— start EXERCISE MATERIAL —

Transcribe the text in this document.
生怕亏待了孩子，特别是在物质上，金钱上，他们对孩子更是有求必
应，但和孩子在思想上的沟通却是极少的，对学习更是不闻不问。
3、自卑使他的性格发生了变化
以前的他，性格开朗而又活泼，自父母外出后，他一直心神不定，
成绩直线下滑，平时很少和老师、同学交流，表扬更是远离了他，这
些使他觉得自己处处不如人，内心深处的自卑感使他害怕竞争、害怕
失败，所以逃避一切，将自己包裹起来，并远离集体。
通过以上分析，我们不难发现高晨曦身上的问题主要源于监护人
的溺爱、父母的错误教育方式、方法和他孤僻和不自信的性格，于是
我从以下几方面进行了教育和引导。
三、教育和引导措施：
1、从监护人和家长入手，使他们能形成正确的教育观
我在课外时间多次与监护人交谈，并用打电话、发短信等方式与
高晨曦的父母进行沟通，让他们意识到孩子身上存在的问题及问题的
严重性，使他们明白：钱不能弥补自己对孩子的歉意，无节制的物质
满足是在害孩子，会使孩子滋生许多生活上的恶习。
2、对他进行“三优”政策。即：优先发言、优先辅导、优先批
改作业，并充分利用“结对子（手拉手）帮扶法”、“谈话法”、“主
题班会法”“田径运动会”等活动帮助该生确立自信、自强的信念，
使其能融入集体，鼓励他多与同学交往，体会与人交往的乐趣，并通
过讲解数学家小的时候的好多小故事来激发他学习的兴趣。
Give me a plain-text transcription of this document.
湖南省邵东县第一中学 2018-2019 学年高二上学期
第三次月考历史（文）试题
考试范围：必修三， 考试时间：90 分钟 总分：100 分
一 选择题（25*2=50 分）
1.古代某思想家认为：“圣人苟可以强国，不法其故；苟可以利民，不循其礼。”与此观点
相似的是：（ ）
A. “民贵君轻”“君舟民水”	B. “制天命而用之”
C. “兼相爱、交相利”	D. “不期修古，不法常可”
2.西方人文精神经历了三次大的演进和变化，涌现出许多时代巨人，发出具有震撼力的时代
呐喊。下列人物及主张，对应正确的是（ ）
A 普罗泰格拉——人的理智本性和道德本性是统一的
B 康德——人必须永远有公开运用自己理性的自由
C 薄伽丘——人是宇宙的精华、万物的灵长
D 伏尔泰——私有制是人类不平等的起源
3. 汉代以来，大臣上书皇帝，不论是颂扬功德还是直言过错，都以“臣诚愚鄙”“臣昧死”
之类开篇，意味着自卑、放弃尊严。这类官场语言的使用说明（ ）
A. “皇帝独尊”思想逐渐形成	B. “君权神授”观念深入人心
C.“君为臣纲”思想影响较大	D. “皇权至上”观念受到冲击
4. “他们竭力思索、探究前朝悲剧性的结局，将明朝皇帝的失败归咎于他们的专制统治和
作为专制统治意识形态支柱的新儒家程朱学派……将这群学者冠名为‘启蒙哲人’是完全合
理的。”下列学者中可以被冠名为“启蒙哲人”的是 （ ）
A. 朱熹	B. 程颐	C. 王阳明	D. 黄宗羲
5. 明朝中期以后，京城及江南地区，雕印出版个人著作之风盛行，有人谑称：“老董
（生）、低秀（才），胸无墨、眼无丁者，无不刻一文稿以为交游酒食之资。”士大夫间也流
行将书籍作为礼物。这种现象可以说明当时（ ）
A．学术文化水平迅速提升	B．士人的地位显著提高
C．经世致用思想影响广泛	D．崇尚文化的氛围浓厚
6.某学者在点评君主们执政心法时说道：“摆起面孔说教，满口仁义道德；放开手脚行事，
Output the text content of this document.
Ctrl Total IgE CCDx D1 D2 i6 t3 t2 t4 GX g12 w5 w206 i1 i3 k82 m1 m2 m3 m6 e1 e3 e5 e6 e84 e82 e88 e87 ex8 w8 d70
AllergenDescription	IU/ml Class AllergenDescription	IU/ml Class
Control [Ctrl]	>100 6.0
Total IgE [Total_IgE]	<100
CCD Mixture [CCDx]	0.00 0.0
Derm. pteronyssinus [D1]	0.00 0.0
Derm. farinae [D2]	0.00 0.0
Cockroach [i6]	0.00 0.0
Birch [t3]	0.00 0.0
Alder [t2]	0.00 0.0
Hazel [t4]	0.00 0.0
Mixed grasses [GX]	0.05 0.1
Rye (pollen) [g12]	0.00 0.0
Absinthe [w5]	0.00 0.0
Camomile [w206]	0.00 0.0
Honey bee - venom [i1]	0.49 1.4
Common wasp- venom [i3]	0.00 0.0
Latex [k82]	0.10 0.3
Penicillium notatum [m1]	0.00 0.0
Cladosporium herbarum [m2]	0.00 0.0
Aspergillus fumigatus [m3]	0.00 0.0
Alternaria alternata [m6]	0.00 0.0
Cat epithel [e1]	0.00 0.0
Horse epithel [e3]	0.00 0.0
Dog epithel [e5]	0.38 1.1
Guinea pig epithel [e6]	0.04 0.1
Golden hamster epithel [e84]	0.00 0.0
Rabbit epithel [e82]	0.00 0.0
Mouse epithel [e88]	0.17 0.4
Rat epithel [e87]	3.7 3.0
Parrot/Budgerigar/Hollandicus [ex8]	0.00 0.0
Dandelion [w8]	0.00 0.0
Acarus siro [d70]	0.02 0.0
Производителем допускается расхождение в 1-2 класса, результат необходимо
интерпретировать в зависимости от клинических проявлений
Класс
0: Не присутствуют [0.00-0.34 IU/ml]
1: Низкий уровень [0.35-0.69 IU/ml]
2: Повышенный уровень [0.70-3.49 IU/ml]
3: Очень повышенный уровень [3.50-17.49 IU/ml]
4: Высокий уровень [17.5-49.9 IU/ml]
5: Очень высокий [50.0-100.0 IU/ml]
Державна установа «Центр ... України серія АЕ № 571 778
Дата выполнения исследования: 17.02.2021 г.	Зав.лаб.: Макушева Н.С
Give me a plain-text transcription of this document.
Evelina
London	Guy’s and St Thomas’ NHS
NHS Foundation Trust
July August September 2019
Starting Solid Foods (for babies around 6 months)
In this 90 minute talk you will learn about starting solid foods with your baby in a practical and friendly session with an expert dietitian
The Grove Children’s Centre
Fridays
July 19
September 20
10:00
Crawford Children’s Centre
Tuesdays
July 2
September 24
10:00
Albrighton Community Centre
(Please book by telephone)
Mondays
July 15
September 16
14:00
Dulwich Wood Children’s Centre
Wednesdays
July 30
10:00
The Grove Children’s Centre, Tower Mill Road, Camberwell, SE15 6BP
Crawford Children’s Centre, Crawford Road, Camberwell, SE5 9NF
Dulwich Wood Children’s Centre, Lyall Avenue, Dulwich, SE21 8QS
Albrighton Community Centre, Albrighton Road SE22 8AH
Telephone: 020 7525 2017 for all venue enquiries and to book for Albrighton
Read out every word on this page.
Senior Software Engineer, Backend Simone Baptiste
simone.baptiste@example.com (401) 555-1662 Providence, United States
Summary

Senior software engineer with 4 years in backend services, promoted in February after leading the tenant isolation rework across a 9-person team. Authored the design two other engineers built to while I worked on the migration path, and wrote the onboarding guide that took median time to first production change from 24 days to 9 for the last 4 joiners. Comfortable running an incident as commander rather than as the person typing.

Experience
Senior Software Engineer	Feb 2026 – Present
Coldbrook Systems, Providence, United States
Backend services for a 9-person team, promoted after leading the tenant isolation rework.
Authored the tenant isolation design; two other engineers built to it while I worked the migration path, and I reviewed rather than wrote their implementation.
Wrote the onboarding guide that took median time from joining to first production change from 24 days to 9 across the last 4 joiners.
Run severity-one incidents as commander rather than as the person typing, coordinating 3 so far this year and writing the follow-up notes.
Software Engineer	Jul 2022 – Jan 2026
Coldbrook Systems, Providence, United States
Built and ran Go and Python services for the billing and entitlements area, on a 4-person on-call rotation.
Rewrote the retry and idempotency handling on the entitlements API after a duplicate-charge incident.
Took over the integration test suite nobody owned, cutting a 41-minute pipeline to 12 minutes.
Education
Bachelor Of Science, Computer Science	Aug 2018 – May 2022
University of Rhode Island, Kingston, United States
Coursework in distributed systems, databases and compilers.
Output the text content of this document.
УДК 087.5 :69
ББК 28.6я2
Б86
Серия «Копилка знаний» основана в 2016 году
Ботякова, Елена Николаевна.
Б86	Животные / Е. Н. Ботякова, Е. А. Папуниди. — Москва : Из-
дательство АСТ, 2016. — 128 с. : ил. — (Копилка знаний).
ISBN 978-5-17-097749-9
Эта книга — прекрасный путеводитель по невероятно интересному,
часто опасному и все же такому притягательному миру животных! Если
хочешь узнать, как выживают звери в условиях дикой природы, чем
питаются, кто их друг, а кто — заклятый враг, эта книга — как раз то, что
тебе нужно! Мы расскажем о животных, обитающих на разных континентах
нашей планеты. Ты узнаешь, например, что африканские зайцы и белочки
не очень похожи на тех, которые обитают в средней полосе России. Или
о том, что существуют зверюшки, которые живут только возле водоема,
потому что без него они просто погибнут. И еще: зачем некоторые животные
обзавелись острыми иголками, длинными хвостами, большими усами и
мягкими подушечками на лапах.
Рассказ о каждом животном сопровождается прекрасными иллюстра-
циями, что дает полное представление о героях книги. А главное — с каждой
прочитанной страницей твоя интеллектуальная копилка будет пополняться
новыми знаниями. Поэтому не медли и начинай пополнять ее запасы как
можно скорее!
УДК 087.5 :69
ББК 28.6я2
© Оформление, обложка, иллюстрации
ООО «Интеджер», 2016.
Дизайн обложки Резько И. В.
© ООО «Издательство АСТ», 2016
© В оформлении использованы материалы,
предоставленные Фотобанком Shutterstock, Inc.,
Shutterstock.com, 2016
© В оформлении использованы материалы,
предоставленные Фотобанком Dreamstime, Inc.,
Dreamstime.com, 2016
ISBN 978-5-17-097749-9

— end EXERCISE MATERIAL —

# YOUR OBJECTIVE
Check every line for "while" and show the ones that have it.

# SOLUTION FOR THIS EXERCISE
Senior software engineer with 4 years in backend services, promoted in February after leading the tenant isolation rework across a 9-person team. Authored the design two other engineers built to while I worked on the migration path, and wrote the onboarding guide that took median time to first production change from 24 days to 9 for the last 4 joiners. Comfortable running an incident as commander rather than as the person typing.
Authored the tenant isolation design; two other engineers built to it while I worked the migration path, and I reviewed rather than wrote their implementation.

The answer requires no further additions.